**Stated goal:** Transcribe the listing exactly, leaving out every picture.

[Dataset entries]
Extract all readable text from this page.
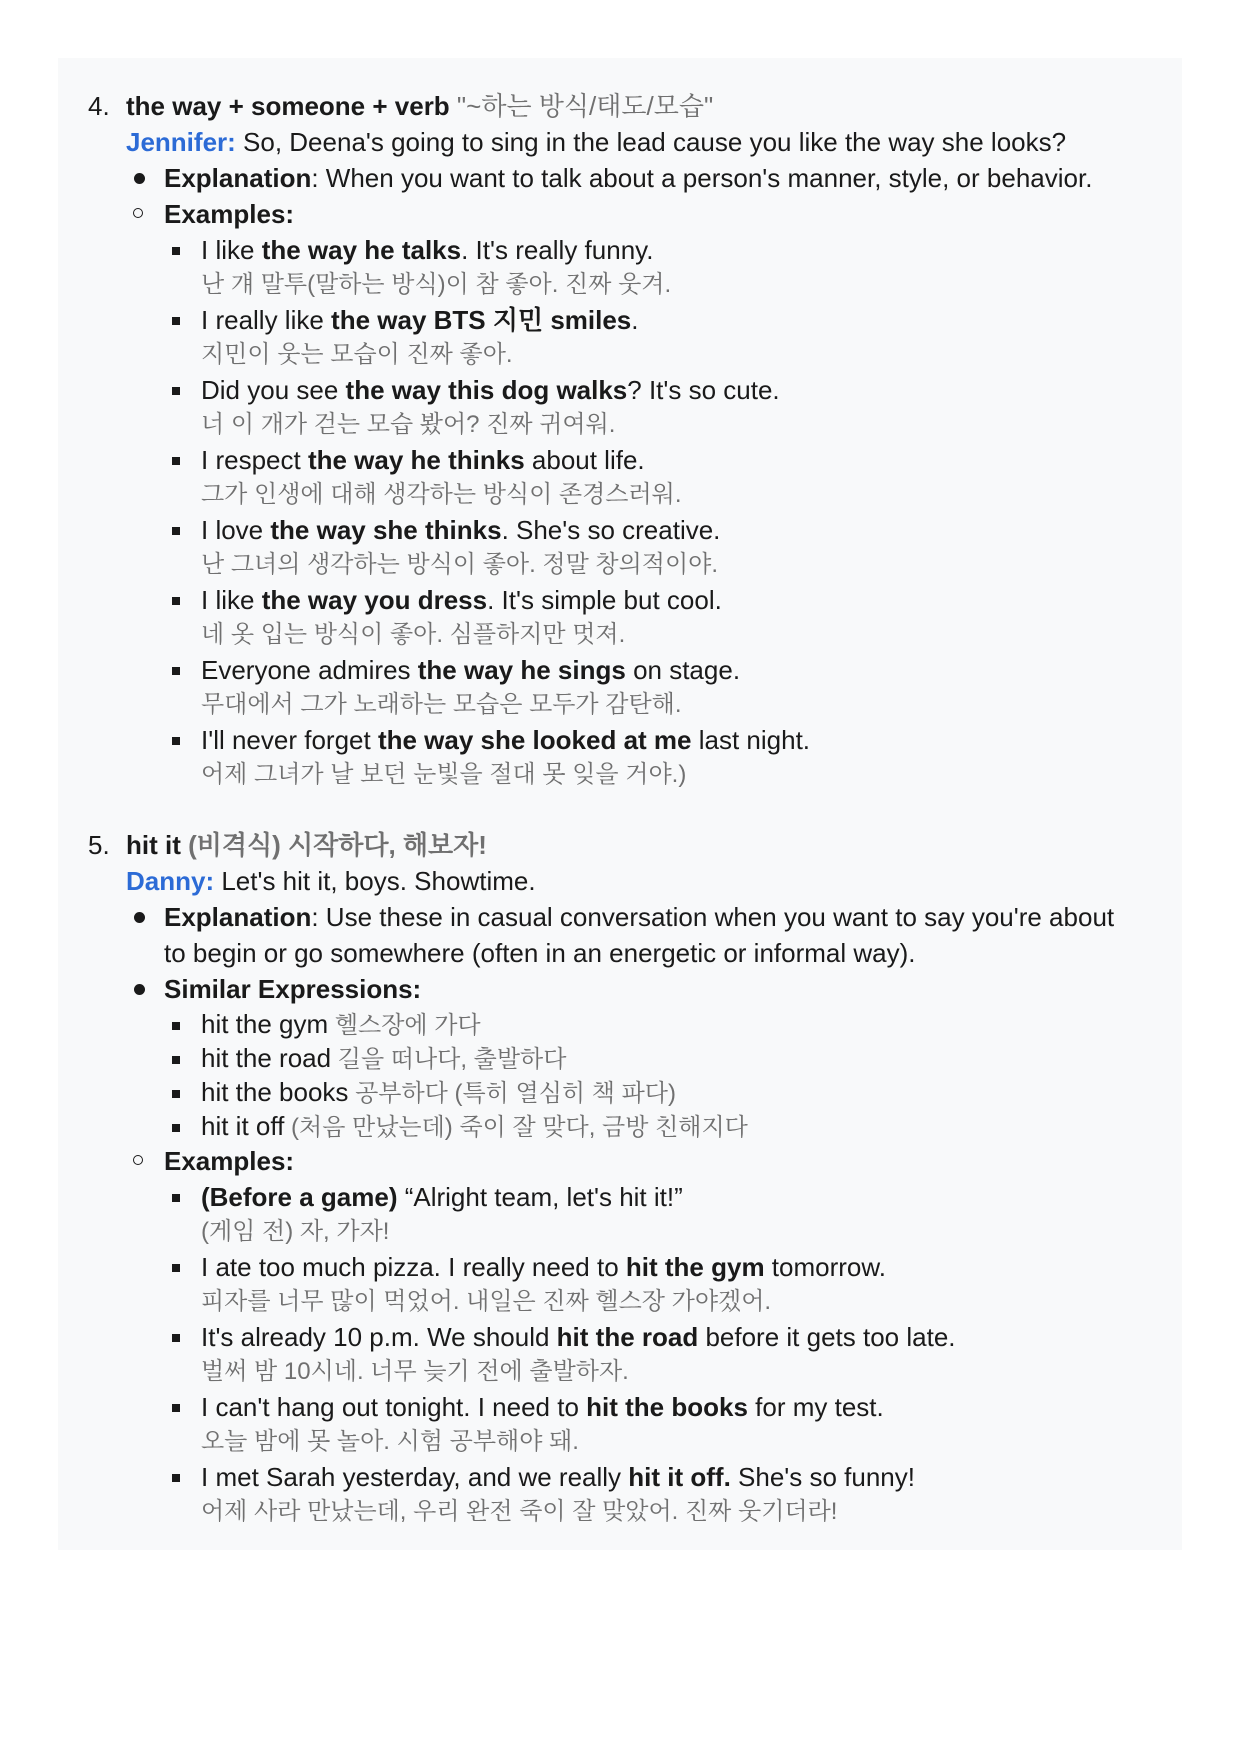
4. the way + someone + verb "~하는 방식/태도/모습"
Jennifer: So, Deena's going to sing in the lead cause you like the way she looks?
Explanation: When you want to talk about a person's manner, style, or behavior.
Examples:
I like the way he talks. It's really funny.
난 걔 말투(말하는 방식)이 참 좋아. 진짜 웃겨.
I really like the way BTS 지민 smiles.
지민이 웃는 모습이 진짜 좋아.
Did you see the way this dog walks? It's so cute.
너 이 개가 걷는 모습 봤어? 진짜 귀여워.
I respect the way he thinks about life.
그가 인생에 대해 생각하는 방식이 존경스러워.
I love the way she thinks. She's so creative.
난 그녀의 생각하는 방식이 좋아. 정말 창의적이야.
I like the way you dress. It's simple but cool.
네 옷 입는 방식이 좋아. 심플하지만 멋져.
Everyone admires the way he sings on stage.
무대에서 그가 노래하는 모습은 모두가 감탄해.
I'll never forget the way she looked at me last night.
어제 그녀가 날 보던 눈빛을 절대 못 잊을 거야.)
5. hit it (비격식) 시작하다, 해보자!
Danny: Let's hit it, boys. Showtime.
Explanation: Use these in casual conversation when you want to say you're about
to begin or go somewhere (often in an energetic or informal way).
Similar Expressions:
hit the gym 헬스장에 가다
hit the road 길을 떠나다, 출발하다
hit the books 공부하다 (특히 열심히 책 파다)
hit it off (처음 만났는데) 죽이 잘 맞다, 금방 친해지다
Examples:
(Before a game) “Alright team, let's hit it!”
(게임 전) 자, 가자!
I ate too much pizza. I really need to hit the gym tomorrow.
피자를 너무 많이 먹었어. 내일은 진짜 헬스장 가야겠어.
It's already 10 p.m. We should hit the road before it gets too late.
벌써 밤 10시네. 너무 늦기 전에 출발하자.
I can't hang out tonight. I need to hit the books for my test.
오늘 밤에 못 놀아. 시험 공부해야 돼.
I met Sarah yesterday, and we really hit it off. She's so funny!
어제 사라 만났는데, 우리 완전 죽이 잘 맞았어. 진짜 웃기더라!
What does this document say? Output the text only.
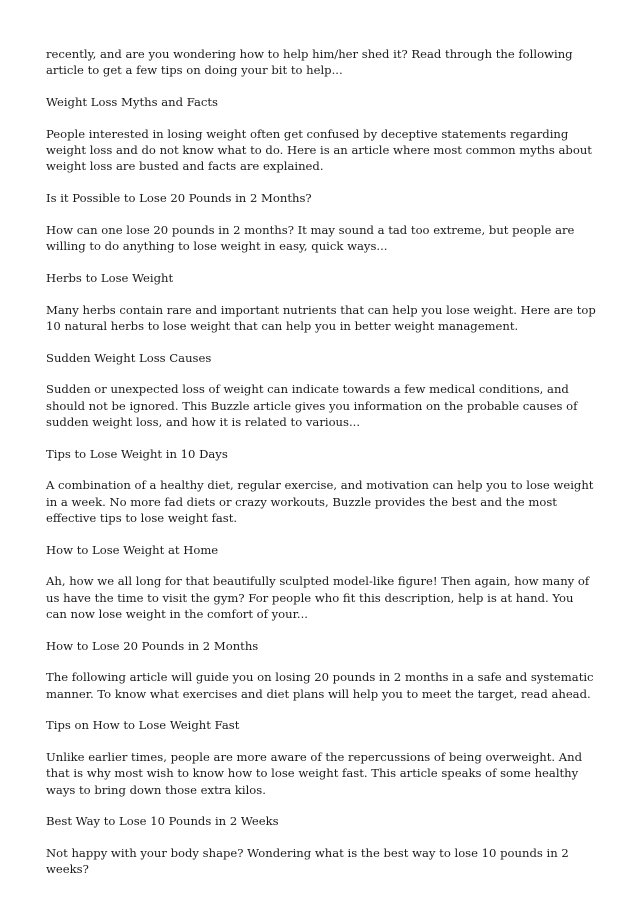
recently, and are you wondering how to help him/her shed it? Read through the following article to get a few tips on doing your bit to help...

Weight Loss Myths and Facts

People interested in losing weight often get confused by deceptive statements regarding weight loss and do not know what to do. Here is an article where most common myths about weight loss are busted and facts are explained.

Is it Possible to Lose 20 Pounds in 2 Months?

How can one lose 20 pounds in 2 months? It may sound a tad too extreme, but people are willing to do anything to lose weight in easy, quick ways...

Herbs to Lose Weight

Many herbs contain rare and important nutrients that can help you lose weight. Here are top 10 natural herbs to lose weight that can help you in better weight management.

Sudden Weight Loss Causes

Sudden or unexpected loss of weight can indicate towards a few medical conditions, and should not be ignored. This Buzzle article gives you information on the probable causes of sudden weight loss, and how it is related to various...

Tips to Lose Weight in 10 Days

A combination of a healthy diet, regular exercise, and motivation can help you to lose weight in a week. No more fad diets or crazy workouts, Buzzle provides the best and the most effective tips to lose weight fast.

How to Lose Weight at Home

Ah, how we all long for that beautifully sculpted model-like figure! Then again, how many of us have the time to visit the gym? For people who fit this description, help is at hand. You can now lose weight in the comfort of your...

How to Lose 20 Pounds in 2 Months

The following article will guide you on losing 20 pounds in 2 months in a safe and systematic manner. To know what exercises and diet plans will help you to meet the target, read ahead.

Tips on How to Lose Weight Fast

Unlike earlier times, people are more aware of the repercussions of being overweight. And that is why most wish to know how to lose weight fast. This article speaks of some healthy ways to bring down those extra kilos.

Best Way to Lose 10 Pounds in 2 Weeks

Not happy with your body shape? Wondering what is the best way to lose 10 pounds in 2 weeks?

**Reply:**
Extract all readable text from this page.
4. the way + someone + verb "~하는 방식/태도/모습"
Jennifer: So, Deena's going to sing in the lead cause you like the way she looks?
Explanation: When you want to talk about a person's manner, style, or behavior.
Examples:
I like the way he talks. It's really funny.
난 걔 말투(말하는 방식)이 참 좋아. 진짜 웃겨.
I really like the way BTS 지민 smiles.
지민이 웃는 모습이 진짜 좋아.
Did you see the way this dog walks? It's so cute.
너 이 개가 걷는 모습 봤어? 진짜 귀여워.
I respect the way he thinks about life.
그가 인생에 대해 생각하는 방식이 존경스러워.
I love the way she thinks. She's so creative.
난 그녀의 생각하는 방식이 좋아. 정말 창의적이야.
I like the way you dress. It's simple but cool.
네 옷 입는 방식이 좋아. 심플하지만 멋져.
Everyone admires the way he sings on stage.
무대에서 그가 노래하는 모습은 모두가 감탄해.
I'll never forget the way she looked at me last night.
어제 그녀가 날 보던 눈빛을 절대 못 잊을 거야.)
5. hit it (비격식) 시작하다, 해보자!
Danny: Let's hit it, boys. Showtime.
Explanation: Use these in casual conversation when you want to say you're about
to begin or go somewhere (often in an energetic or informal way).
Similar Expressions:
hit the gym 헬스장에 가다
hit the road 길을 떠나다, 출발하다
hit the books 공부하다 (특히 열심히 책 파다)
hit it off (처음 만났는데) 죽이 잘 맞다, 금방 친해지다
Examples:
(Before a game) “Alright team, let's hit it!”
(게임 전) 자, 가자!
I ate too much pizza. I really need to hit the gym tomorrow.
피자를 너무 많이 먹었어. 내일은 진짜 헬스장 가야겠어.
It's already 10 p.m. We should hit the road before it gets too late.
벌써 밤 10시네. 너무 늦기 전에 출발하자.
I can't hang out tonight. I need to hit the books for my test.
오늘 밤에 못 놀아. 시험 공부해야 돼.
I met Sarah yesterday, and we really hit it off. She's so funny!
어제 사라 만났는데, 우리 완전 죽이 잘 맞았어. 진짜 웃기더라!
What does this document say? Output the text only.
recently, and are you wondering how to help him/her shed it? Read through the following article to get a few tips on doing your bit to help...

Weight Loss Myths and Facts

People interested in losing weight often get confused by deceptive statements regarding weight loss and do not know what to do. Here is an article where most common myths about weight loss are busted and facts are explained.

Is it Possible to Lose 20 Pounds in 2 Months?

How can one lose 20 pounds in 2 months? It may sound a tad too extreme, but people are willing to do anything to lose weight in easy, quick ways...

Herbs to Lose Weight

Many herbs contain rare and important nutrients that can help you lose weight. Here are top 10 natural herbs to lose weight that can help you in better weight management.

Sudden Weight Loss Causes

Sudden or unexpected loss of weight can indicate towards a few medical conditions, and should not be ignored. This Buzzle article gives you information on the probable causes of sudden weight loss, and how it is related to various...

Tips to Lose Weight in 10 Days

A combination of a healthy diet, regular exercise, and motivation can help you to lose weight in a week. No more fad diets or crazy workouts, Buzzle provides the best and the most effective tips to lose weight fast.

How to Lose Weight at Home

Ah, how we all long for that beautifully sculpted model-like figure! Then again, how many of us have the time to visit the gym? For people who fit this description, help is at hand. You can now lose weight in the comfort of your...

How to Lose 20 Pounds in 2 Months

The following article will guide you on losing 20 pounds in 2 months in a safe and systematic manner. To know what exercises and diet plans will help you to meet the target, read ahead.

Tips on How to Lose Weight Fast

Unlike earlier times, people are more aware of the repercussions of being overweight. And that is why most wish to know how to lose weight fast. This article speaks of some healthy ways to bring down those extra kilos.

Best Way to Lose 10 Pounds in 2 Weeks

Not happy with your body shape? Wondering what is the best way to lose 10 pounds in 2 weeks?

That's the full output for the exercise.